### Data provided

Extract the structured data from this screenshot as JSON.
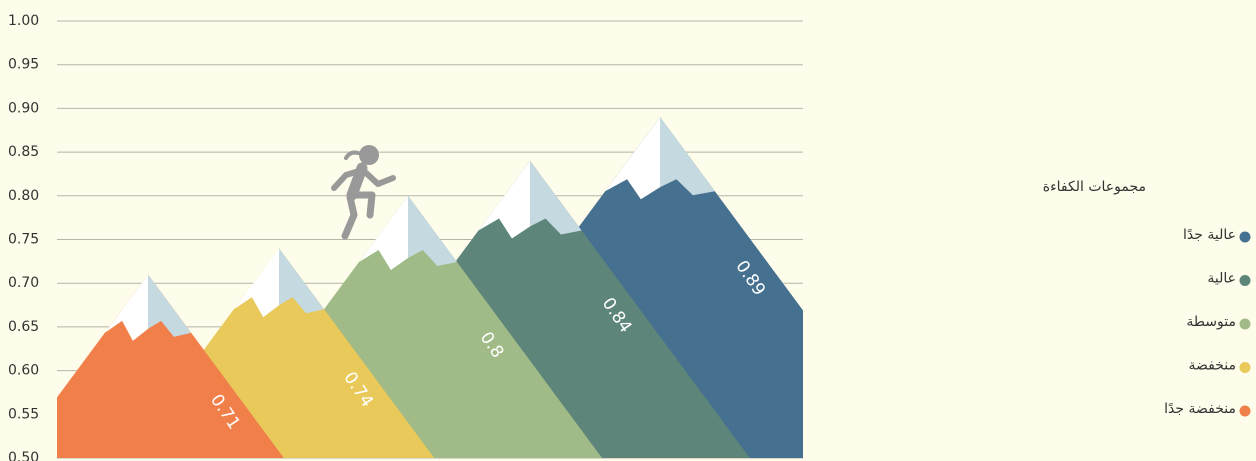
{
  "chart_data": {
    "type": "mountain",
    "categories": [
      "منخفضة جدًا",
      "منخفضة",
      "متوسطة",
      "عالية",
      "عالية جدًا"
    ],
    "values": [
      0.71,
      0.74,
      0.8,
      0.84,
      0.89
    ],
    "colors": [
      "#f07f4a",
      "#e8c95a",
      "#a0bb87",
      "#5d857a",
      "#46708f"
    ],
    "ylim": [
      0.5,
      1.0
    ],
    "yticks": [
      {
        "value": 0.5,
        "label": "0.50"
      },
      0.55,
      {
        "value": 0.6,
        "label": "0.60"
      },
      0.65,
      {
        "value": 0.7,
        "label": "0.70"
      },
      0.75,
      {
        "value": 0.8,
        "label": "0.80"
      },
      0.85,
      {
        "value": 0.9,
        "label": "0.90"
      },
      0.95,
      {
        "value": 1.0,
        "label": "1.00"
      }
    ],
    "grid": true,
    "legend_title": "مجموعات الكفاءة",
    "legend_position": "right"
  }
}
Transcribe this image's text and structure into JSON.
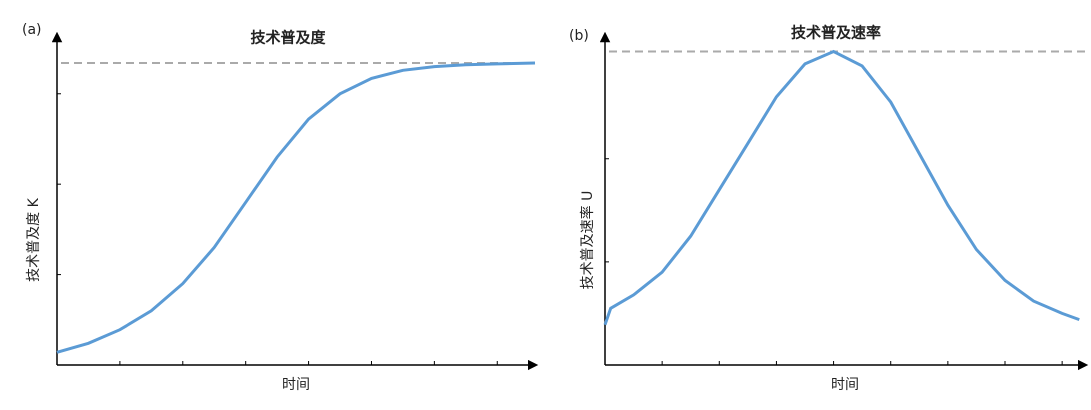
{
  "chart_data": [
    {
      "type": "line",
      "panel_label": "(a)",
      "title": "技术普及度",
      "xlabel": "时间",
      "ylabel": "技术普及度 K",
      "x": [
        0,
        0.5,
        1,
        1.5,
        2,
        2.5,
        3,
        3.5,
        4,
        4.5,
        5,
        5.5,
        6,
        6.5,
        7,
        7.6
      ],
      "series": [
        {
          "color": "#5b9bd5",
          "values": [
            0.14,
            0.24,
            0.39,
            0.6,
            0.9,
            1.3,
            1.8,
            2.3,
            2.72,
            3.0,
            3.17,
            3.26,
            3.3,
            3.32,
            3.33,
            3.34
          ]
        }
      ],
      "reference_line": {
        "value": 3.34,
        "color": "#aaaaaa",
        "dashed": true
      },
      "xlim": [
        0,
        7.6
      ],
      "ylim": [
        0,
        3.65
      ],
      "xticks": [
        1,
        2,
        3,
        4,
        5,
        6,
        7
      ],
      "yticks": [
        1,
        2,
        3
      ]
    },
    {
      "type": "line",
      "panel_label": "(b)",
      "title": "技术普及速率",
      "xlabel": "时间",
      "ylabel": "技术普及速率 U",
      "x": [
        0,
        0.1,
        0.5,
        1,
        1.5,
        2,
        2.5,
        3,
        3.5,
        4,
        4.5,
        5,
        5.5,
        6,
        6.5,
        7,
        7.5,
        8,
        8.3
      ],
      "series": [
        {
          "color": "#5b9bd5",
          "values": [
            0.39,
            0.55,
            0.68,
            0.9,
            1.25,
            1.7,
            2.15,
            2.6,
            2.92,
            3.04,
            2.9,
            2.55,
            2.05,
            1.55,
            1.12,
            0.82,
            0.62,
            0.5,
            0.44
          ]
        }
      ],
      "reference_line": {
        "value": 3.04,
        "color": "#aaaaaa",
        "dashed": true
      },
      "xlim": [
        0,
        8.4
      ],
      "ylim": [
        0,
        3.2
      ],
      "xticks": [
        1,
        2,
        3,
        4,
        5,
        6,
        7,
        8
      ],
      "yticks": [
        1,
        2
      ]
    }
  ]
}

* * *

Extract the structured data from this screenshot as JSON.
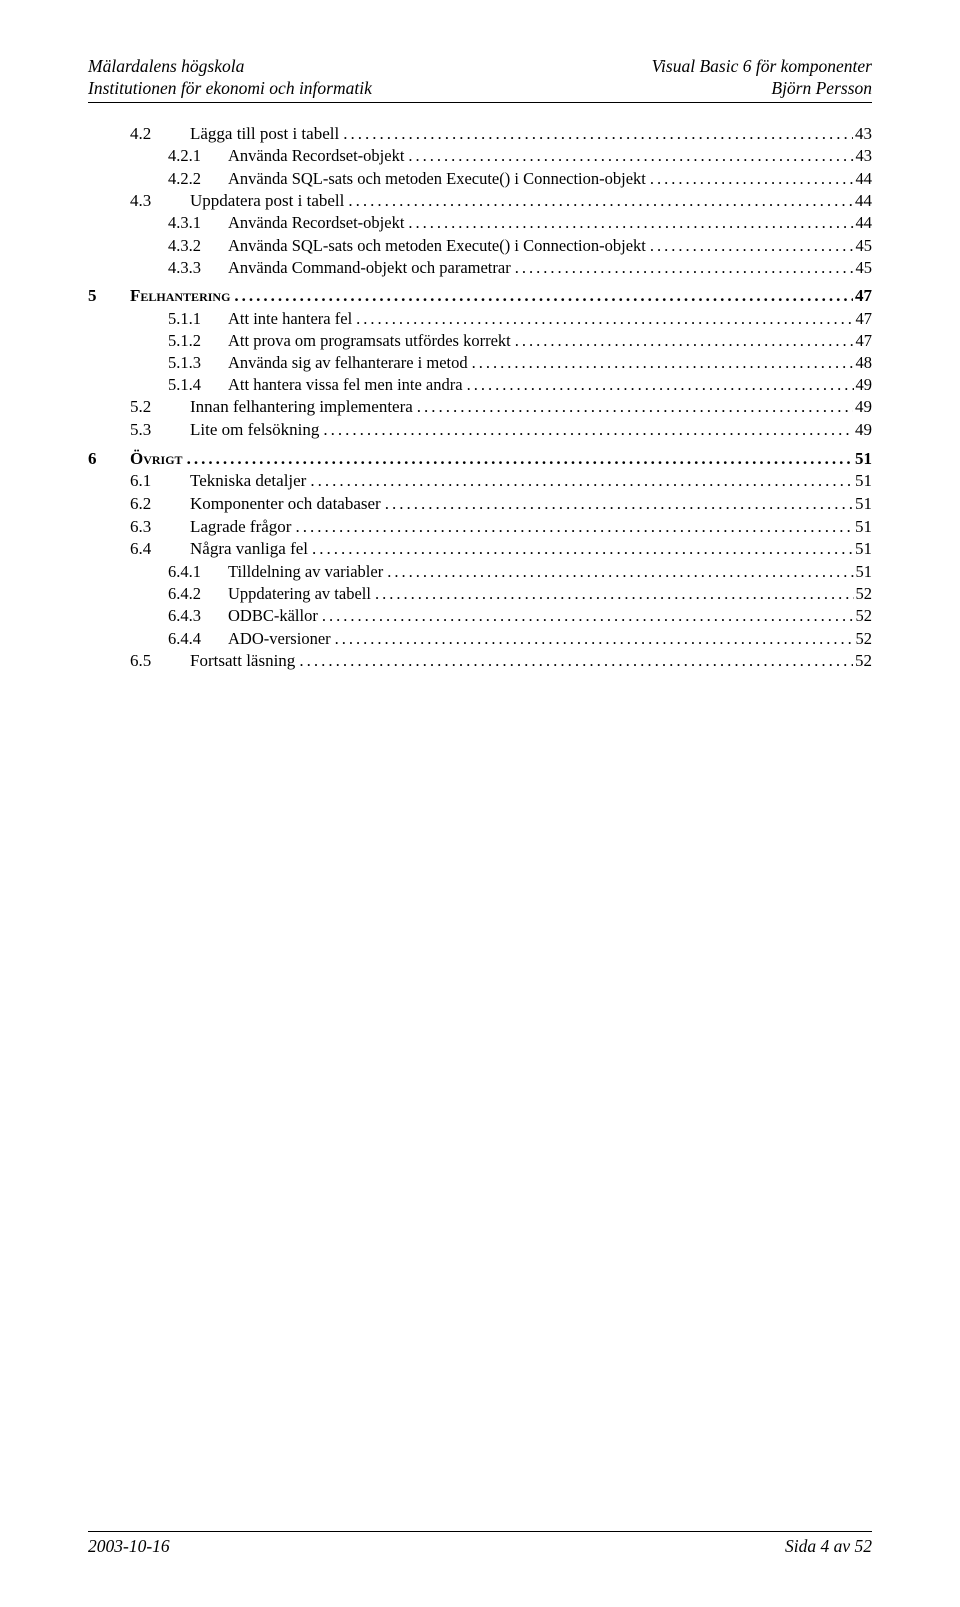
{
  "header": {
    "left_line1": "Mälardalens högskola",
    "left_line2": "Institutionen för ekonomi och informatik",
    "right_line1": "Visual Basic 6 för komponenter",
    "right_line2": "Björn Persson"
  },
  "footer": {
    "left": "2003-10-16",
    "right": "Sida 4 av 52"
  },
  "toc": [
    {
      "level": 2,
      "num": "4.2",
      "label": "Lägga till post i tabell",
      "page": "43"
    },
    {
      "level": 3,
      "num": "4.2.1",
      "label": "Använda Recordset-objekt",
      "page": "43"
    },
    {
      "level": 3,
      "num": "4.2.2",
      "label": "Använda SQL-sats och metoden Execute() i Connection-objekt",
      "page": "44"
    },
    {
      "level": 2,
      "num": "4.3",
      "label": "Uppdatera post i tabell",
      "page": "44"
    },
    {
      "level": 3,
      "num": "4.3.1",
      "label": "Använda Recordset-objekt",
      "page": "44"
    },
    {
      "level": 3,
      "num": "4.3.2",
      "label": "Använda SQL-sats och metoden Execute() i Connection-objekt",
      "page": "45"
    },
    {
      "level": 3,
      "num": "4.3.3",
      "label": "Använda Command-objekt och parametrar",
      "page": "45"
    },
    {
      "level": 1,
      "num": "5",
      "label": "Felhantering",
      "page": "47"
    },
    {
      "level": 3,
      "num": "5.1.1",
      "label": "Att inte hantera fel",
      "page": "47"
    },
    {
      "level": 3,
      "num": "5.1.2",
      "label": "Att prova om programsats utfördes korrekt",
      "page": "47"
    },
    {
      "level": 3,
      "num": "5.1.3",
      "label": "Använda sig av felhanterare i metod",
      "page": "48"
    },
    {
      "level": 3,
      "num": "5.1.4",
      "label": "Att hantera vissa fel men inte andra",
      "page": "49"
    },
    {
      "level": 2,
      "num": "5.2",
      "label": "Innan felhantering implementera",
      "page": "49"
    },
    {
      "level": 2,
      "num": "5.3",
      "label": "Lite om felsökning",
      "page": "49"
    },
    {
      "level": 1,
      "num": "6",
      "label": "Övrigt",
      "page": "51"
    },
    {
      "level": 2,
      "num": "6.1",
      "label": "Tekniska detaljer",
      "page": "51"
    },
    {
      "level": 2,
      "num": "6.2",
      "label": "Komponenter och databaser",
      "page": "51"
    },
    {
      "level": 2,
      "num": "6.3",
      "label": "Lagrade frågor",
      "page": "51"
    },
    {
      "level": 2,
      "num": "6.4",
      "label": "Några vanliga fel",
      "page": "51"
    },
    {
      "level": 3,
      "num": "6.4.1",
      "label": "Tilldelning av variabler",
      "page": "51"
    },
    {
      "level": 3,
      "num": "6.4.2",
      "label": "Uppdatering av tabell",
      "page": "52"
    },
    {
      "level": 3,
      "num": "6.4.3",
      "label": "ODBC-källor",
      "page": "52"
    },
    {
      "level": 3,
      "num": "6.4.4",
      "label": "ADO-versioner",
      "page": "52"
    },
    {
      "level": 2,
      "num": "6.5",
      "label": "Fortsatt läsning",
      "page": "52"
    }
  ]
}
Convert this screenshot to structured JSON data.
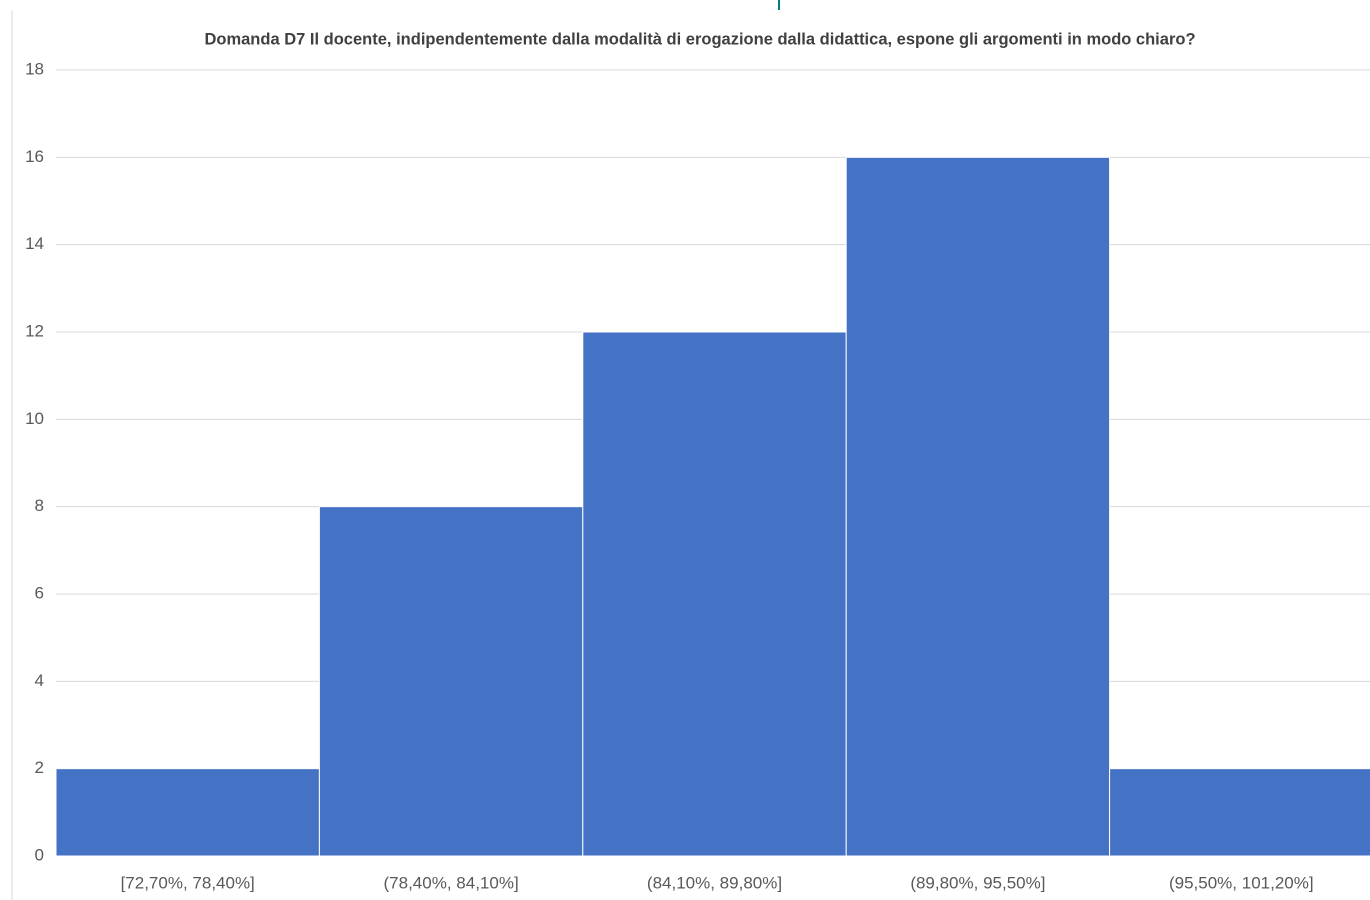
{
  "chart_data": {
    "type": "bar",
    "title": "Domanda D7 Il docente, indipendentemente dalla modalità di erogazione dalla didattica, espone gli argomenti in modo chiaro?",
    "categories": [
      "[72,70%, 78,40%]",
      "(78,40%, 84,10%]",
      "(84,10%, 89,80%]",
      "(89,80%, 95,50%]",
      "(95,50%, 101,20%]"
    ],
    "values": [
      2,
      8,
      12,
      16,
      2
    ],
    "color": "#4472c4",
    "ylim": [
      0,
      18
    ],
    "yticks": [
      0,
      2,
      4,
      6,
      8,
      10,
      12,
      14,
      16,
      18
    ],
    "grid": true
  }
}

...

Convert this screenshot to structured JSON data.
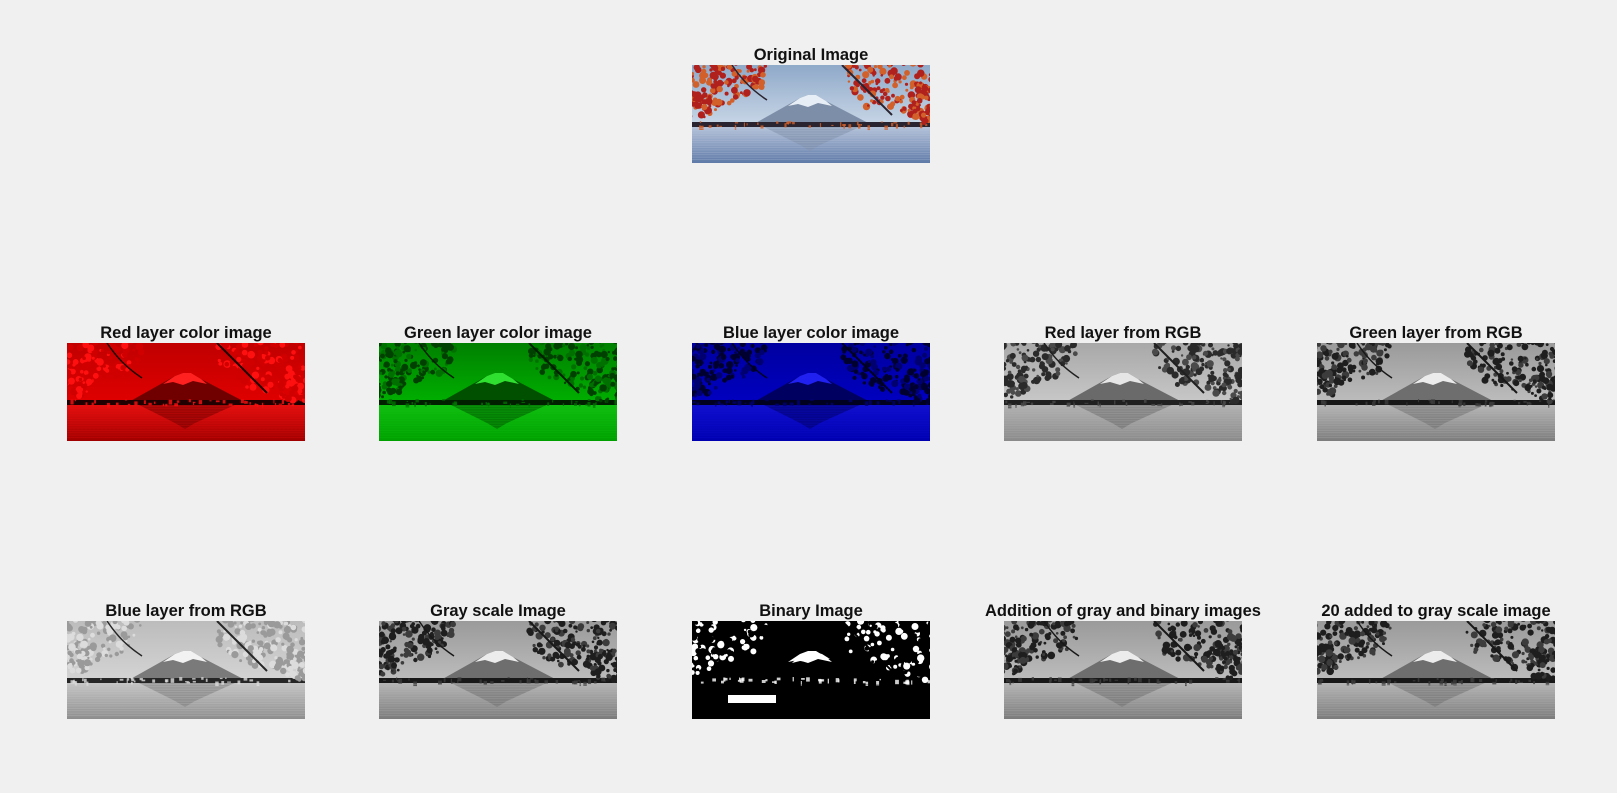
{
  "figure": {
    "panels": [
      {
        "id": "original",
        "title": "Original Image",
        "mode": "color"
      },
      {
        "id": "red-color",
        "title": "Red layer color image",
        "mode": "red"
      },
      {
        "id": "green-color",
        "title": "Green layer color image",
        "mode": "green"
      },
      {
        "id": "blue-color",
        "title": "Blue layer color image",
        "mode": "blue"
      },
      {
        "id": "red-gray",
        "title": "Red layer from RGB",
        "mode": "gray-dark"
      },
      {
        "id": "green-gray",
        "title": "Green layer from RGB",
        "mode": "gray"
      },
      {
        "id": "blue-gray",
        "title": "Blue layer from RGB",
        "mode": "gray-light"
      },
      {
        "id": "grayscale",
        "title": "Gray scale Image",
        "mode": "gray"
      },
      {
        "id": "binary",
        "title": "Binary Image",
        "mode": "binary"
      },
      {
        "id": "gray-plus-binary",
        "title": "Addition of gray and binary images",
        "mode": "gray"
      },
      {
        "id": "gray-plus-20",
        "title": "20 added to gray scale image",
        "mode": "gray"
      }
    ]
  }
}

### Stated goal
Look through the data above. Each line containing the word "type" needs to be copied.

### Exercise response
    "type": "mountain",
      "type": "line",
      "type": "line",
    "type": "bar",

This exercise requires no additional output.